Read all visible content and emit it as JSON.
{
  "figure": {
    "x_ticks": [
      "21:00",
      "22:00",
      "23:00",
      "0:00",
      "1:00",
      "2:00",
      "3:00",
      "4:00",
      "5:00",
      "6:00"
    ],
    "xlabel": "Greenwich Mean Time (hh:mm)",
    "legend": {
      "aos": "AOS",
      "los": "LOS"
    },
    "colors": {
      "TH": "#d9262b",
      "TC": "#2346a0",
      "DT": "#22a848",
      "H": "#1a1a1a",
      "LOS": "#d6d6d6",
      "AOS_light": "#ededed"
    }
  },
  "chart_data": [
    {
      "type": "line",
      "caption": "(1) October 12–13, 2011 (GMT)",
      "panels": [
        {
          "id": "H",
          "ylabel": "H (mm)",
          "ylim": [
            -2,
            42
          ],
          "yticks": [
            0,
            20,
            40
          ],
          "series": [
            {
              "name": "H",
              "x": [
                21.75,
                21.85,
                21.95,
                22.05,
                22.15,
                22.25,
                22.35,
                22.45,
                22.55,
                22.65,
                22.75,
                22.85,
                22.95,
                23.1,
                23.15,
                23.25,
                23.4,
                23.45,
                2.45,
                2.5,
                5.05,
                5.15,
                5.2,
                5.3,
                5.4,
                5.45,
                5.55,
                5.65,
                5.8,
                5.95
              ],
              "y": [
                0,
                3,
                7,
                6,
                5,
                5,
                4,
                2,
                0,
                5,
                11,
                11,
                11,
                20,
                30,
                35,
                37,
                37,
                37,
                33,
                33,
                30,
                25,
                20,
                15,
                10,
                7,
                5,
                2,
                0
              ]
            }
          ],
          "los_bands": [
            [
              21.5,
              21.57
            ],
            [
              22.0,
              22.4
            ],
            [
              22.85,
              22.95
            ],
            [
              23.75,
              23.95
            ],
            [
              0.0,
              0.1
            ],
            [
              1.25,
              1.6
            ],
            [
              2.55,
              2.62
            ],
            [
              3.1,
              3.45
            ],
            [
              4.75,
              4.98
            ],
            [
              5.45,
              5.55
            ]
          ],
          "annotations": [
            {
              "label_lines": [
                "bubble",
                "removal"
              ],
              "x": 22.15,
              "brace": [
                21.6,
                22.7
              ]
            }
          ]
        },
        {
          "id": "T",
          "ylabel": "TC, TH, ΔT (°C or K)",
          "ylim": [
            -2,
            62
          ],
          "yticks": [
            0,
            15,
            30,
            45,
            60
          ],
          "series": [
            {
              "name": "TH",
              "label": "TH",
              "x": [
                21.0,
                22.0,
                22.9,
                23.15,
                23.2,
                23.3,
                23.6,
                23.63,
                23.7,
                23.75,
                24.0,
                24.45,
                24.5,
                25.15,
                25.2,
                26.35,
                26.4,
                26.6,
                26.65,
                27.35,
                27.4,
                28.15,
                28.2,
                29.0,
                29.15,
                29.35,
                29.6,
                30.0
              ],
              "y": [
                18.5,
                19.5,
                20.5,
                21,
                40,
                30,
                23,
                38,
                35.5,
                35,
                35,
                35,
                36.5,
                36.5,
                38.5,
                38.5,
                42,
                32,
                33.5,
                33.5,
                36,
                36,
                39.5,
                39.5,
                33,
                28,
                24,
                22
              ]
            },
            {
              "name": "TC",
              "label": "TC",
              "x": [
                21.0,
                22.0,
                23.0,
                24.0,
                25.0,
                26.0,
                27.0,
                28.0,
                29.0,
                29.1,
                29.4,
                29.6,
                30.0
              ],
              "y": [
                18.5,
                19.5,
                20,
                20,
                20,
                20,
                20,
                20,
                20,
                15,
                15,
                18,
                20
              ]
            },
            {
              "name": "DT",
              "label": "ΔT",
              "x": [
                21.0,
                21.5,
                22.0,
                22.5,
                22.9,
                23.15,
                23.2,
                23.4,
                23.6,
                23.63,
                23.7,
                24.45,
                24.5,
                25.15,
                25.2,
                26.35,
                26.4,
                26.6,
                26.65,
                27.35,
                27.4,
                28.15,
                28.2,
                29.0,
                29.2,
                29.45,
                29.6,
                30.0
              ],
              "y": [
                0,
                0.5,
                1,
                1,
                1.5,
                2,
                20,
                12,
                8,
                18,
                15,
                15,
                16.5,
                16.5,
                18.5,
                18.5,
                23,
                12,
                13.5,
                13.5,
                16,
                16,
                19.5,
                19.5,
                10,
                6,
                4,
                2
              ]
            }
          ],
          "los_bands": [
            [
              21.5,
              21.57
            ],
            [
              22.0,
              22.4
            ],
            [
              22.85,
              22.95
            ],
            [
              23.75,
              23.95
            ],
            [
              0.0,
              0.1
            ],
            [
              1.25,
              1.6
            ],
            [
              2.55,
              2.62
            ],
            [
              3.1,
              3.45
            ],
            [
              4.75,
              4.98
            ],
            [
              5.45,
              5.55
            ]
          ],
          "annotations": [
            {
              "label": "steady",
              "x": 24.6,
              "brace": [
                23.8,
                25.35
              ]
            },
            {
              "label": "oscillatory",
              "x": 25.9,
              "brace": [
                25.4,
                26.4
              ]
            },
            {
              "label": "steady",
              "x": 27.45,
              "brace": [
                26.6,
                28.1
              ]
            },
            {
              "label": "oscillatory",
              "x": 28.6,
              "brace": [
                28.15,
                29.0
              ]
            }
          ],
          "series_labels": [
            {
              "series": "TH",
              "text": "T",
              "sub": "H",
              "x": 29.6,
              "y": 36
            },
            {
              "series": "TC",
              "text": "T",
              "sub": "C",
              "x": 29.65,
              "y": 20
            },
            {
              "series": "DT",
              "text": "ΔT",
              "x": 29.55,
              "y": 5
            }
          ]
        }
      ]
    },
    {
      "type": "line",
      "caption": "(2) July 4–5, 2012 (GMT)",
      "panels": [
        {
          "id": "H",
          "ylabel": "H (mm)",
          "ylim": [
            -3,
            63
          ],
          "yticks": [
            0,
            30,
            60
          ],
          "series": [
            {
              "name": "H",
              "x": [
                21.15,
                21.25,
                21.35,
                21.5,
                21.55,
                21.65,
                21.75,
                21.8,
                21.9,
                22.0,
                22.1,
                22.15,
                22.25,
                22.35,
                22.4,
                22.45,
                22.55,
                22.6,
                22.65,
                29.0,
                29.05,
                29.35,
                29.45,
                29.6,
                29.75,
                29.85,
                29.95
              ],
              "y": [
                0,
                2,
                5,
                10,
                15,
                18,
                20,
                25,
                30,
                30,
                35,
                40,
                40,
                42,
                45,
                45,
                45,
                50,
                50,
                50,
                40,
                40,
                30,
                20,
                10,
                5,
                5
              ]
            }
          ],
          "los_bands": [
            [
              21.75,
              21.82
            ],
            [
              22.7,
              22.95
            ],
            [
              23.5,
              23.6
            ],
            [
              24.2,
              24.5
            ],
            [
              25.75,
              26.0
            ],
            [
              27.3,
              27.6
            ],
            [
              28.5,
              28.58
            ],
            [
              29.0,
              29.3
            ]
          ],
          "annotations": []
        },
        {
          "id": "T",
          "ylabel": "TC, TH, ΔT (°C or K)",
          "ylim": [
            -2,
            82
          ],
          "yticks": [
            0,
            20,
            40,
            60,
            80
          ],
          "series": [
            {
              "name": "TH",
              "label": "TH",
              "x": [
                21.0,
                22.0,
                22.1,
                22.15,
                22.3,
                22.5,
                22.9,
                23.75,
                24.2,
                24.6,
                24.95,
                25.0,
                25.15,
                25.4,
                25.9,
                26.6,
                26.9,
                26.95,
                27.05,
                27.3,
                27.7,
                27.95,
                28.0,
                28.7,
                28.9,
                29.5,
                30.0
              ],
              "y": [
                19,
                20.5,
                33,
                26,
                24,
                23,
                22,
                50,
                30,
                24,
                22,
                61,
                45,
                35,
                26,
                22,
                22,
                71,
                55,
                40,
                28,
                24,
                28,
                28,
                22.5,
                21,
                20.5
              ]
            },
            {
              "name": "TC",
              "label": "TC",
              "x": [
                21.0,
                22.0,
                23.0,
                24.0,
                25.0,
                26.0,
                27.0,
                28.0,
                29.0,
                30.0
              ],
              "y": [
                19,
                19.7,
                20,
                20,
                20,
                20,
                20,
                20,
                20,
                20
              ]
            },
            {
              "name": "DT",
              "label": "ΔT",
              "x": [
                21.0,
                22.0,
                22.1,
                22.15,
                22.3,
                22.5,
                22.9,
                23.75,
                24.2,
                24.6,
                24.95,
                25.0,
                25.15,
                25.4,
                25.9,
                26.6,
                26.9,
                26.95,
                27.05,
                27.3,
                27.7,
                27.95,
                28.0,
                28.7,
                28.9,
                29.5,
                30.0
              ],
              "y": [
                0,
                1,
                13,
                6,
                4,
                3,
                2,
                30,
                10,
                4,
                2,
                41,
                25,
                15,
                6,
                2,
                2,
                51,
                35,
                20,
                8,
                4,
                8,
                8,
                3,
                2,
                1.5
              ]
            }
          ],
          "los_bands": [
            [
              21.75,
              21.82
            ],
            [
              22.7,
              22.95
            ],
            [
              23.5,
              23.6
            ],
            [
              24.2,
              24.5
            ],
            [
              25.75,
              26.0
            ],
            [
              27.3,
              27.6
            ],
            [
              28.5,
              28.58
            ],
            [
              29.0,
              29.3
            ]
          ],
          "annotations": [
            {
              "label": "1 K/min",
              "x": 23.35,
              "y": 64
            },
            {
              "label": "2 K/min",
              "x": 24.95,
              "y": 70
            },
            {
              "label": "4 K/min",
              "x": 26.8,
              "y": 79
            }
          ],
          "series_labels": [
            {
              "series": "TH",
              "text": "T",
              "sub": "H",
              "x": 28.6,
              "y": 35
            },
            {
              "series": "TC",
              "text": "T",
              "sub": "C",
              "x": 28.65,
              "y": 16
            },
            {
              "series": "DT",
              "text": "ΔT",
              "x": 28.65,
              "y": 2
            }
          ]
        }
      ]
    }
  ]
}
^^^^
◆ **TASK TO COMPLETE**:
In the entries above, identify each line that includes the string "caption", then copy it.

◆ **RESPONSE BELOW**:
      "caption": "(1) October 12–13, 2011 (GMT)",
      "caption": "(2) July 4–5, 2012 (GMT)",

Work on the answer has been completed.